### Entries supplied
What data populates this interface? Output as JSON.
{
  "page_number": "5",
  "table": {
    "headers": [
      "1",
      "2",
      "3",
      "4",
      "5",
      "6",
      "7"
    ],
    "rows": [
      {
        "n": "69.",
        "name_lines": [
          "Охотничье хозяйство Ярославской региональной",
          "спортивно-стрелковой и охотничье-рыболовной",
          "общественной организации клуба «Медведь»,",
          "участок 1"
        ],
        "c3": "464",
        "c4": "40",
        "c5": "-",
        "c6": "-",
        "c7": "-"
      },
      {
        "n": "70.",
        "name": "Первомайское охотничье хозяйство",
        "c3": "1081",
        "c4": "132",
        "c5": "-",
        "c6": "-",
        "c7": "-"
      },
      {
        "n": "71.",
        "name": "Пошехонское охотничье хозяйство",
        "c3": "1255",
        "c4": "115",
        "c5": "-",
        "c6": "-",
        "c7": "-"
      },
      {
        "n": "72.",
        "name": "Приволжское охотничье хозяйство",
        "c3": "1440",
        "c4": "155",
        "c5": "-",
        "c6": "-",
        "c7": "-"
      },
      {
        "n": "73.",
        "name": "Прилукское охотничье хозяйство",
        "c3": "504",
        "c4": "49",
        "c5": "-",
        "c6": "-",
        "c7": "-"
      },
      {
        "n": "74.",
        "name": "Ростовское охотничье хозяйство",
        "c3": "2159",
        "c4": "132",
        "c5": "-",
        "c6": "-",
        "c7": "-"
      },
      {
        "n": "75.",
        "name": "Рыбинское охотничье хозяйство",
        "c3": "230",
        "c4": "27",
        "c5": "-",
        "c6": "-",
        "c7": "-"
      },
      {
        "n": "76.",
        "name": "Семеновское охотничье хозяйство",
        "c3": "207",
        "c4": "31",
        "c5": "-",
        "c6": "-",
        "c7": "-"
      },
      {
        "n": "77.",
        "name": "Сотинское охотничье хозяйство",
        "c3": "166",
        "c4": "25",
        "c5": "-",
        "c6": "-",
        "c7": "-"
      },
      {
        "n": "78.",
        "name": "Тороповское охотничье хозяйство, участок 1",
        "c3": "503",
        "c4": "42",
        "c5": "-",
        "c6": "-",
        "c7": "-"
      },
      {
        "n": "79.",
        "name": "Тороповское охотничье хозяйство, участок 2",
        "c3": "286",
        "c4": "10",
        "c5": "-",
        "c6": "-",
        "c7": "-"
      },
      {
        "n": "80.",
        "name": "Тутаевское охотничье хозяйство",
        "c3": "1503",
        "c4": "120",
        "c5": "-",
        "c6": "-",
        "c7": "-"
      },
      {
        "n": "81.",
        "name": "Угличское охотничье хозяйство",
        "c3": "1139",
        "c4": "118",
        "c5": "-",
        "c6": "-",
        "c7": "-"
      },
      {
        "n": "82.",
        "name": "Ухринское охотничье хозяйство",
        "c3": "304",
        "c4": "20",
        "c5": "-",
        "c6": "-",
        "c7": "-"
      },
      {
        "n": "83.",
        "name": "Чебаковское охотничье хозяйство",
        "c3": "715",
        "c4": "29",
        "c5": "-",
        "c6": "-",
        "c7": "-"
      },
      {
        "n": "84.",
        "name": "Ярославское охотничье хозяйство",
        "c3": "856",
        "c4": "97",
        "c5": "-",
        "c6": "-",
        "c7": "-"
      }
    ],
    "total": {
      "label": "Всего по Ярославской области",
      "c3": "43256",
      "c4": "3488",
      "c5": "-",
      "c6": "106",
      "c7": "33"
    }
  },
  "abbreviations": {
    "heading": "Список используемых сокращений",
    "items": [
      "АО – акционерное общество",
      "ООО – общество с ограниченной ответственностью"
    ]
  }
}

### What the task requires
Reproduce every entry shown above, precisely as it stands.

### The response
What data populates this interface? Output as JSON.
{
  "page_number": "5",
  "table": {
    "headers": [
      "1",
      "2",
      "3",
      "4",
      "5",
      "6",
      "7"
    ],
    "rows": [
      {
        "n": "69.",
        "name_lines": [
          "Охотничье хозяйство Ярославской региональной",
          "спортивно-стрелковой и охотничье-рыболовной",
          "общественной организации клуба «Медведь»,",
          "участок 1"
        ],
        "c3": "464",
        "c4": "40",
        "c5": "-",
        "c6": "-",
        "c7": "-"
      },
      {
        "n": "70.",
        "name": "Первомайское охотничье хозяйство",
        "c3": "1081",
        "c4": "132",
        "c5": "-",
        "c6": "-",
        "c7": "-"
      },
      {
        "n": "71.",
        "name": "Пошехонское охотничье хозяйство",
        "c3": "1255",
        "c4": "115",
        "c5": "-",
        "c6": "-",
        "c7": "-"
      },
      {
        "n": "72.",
        "name": "Приволжское охотничье хозяйство",
        "c3": "1440",
        "c4": "155",
        "c5": "-",
        "c6": "-",
        "c7": "-"
      },
      {
        "n": "73.",
        "name": "Прилукское охотничье хозяйство",
        "c3": "504",
        "c4": "49",
        "c5": "-",
        "c6": "-",
        "c7": "-"
      },
      {
        "n": "74.",
        "name": "Ростовское охотничье хозяйство",
        "c3": "2159",
        "c4": "132",
        "c5": "-",
        "c6": "-",
        "c7": "-"
      },
      {
        "n": "75.",
        "name": "Рыбинское охотничье хозяйство",
        "c3": "230",
        "c4": "27",
        "c5": "-",
        "c6": "-",
        "c7": "-"
      },
      {
        "n": "76.",
        "name": "Семеновское охотничье хозяйство",
        "c3": "207",
        "c4": "31",
        "c5": "-",
        "c6": "-",
        "c7": "-"
      },
      {
        "n": "77.",
        "name": "Сотинское охотничье хозяйство",
        "c3": "166",
        "c4": "25",
        "c5": "-",
        "c6": "-",
        "c7": "-"
      },
      {
        "n": "78.",
        "name": "Тороповское охотничье хозяйство, участок 1",
        "c3": "503",
        "c4": "42",
        "c5": "-",
        "c6": "-",
        "c7": "-"
      },
      {
        "n": "79.",
        "name": "Тороповское охотничье хозяйство, участок 2",
        "c3": "286",
        "c4": "10",
        "c5": "-",
        "c6": "-",
        "c7": "-"
      },
      {
        "n": "80.",
        "name": "Тутаевское охотничье хозяйство",
        "c3": "1503",
        "c4": "120",
        "c5": "-",
        "c6": "-",
        "c7": "-"
      },
      {
        "n": "81.",
        "name": "Угличское охотничье хозяйство",
        "c3": "1139",
        "c4": "118",
        "c5": "-",
        "c6": "-",
        "c7": "-"
      },
      {
        "n": "82.",
        "name": "Ухринское охотничье хозяйство",
        "c3": "304",
        "c4": "20",
        "c5": "-",
        "c6": "-",
        "c7": "-"
      },
      {
        "n": "83.",
        "name": "Чебаковское охотничье хозяйство",
        "c3": "715",
        "c4": "29",
        "c5": "-",
        "c6": "-",
        "c7": "-"
      },
      {
        "n": "84.",
        "name": "Ярославское охотничье хозяйство",
        "c3": "856",
        "c4": "97",
        "c5": "-",
        "c6": "-",
        "c7": "-"
      }
    ],
    "total": {
      "label": "Всего по Ярославской области",
      "c3": "43256",
      "c4": "3488",
      "c5": "-",
      "c6": "106",
      "c7": "33"
    }
  },
  "abbreviations": {
    "heading": "Список используемых сокращений",
    "items": [
      "АО – акционерное общество",
      "ООО – общество с ограниченной ответственностью"
    ]
  }
}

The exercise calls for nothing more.